▶ **WHAT IS ASKED**:
Return the rows below, reproducing every line without any change.

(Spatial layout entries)

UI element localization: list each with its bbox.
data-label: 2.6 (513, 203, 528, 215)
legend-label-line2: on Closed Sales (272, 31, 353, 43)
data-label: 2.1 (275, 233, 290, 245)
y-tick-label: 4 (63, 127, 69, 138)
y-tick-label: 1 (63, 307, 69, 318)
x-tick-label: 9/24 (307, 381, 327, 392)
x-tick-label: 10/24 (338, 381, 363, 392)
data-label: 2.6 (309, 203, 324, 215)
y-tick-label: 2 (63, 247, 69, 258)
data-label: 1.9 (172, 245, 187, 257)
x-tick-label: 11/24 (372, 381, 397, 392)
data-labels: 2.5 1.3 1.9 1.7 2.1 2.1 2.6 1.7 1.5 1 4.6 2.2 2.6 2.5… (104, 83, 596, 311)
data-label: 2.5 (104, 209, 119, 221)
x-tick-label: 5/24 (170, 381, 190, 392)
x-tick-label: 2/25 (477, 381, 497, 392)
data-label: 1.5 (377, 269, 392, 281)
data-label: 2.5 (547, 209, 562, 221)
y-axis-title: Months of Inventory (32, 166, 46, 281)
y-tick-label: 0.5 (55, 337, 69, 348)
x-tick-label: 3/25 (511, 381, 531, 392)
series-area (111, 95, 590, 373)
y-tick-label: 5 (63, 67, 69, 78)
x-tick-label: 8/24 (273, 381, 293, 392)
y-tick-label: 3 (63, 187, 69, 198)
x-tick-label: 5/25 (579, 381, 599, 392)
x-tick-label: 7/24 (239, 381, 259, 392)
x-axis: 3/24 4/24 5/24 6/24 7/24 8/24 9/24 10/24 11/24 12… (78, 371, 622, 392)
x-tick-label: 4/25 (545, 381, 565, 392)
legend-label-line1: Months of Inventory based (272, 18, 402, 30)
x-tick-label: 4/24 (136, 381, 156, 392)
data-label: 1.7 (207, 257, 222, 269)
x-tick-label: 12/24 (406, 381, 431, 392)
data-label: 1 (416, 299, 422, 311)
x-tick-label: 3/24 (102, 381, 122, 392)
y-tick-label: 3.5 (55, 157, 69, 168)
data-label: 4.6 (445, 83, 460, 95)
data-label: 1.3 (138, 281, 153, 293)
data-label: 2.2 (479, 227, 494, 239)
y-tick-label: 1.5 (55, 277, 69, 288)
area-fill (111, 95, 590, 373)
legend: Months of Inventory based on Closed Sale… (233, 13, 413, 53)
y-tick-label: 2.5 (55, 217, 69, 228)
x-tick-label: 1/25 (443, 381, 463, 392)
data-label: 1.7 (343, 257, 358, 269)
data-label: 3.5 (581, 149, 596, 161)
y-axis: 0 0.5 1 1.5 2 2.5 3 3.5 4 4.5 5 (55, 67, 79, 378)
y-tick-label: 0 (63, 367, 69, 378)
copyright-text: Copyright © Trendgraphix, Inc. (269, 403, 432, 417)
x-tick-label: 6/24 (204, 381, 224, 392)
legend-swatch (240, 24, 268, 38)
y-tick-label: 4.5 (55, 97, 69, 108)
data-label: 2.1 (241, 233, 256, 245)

▶ **TASK OUTPUT**:
UI element localization: list each with its bbox.
data-label: 2.6 (513, 203, 528, 215)
legend-label-line2: on Closed Sales (272, 31, 353, 43)
data-label: 2.1 (275, 233, 290, 245)
y-tick-label: 4 (63, 127, 69, 138)
y-tick-label: 1 (63, 307, 69, 318)
x-tick-label: 9/24 (307, 381, 327, 392)
x-tick-label: 10/24 (338, 381, 363, 392)
data-label: 2.6 (309, 203, 324, 215)
y-tick-label: 2 (63, 247, 69, 258)
data-label: 1.9 (172, 245, 187, 257)
x-tick-label: 11/24 (372, 381, 397, 392)
data-labels: 2.5 1.3 1.9 1.7 2.1 2.1 2.6 1.7 1.5 1 4.6 2.2 2.6 2.5… (104, 83, 596, 311)
data-label: 2.5 (104, 209, 119, 221)
x-tick-label: 5/24 (170, 381, 190, 392)
x-tick-label: 2/25 (477, 381, 497, 392)
data-label: 1.5 (377, 269, 392, 281)
data-label: 2.5 (547, 209, 562, 221)
y-axis-title: Months of Inventory (32, 166, 46, 281)
y-tick-label: 0.5 (55, 337, 69, 348)
x-tick-label: 3/25 (511, 381, 531, 392)
series-area (111, 95, 590, 373)
y-tick-label: 5 (63, 67, 69, 78)
x-tick-label: 8/24 (273, 381, 293, 392)
y-tick-label: 3 (63, 187, 69, 198)
x-tick-label: 5/25 (579, 381, 599, 392)
x-tick-label: 7/24 (239, 381, 259, 392)
x-axis: 3/24 4/24 5/24 6/24 7/24 8/24 9/24 10/24 11/24 12… (78, 371, 622, 392)
x-tick-label: 4/25 (545, 381, 565, 392)
legend-label-line1: Months of Inventory based (272, 18, 402, 30)
x-tick-label: 4/24 (136, 381, 156, 392)
data-label: 1.7 (207, 257, 222, 269)
x-tick-label: 12/24 (406, 381, 431, 392)
data-label: 1 (416, 299, 422, 311)
x-tick-label: 3/24 (102, 381, 122, 392)
y-tick-label: 3.5 (55, 157, 69, 168)
data-label: 4.6 (445, 83, 460, 95)
data-label: 1.3 (138, 281, 153, 293)
data-label: 2.2 (479, 227, 494, 239)
y-tick-label: 1.5 (55, 277, 69, 288)
area-fill (111, 95, 590, 373)
legend: Months of Inventory based on Closed Sale… (233, 13, 413, 53)
y-tick-label: 2.5 (55, 217, 69, 228)
x-tick-label: 1/25 (443, 381, 463, 392)
data-label: 1.7 (343, 257, 358, 269)
data-label: 3.5 (581, 149, 596, 161)
y-axis: 0 0.5 1 1.5 2 2.5 3 3.5 4 4.5 5 (55, 67, 79, 378)
y-tick-label: 0 (63, 367, 69, 378)
copyright-text: Copyright © Trendgraphix, Inc. (269, 403, 432, 417)
x-tick-label: 6/24 (204, 381, 224, 392)
legend-swatch (240, 24, 268, 38)
y-tick-label: 4.5 (55, 97, 69, 108)
data-label: 2.1 (241, 233, 256, 245)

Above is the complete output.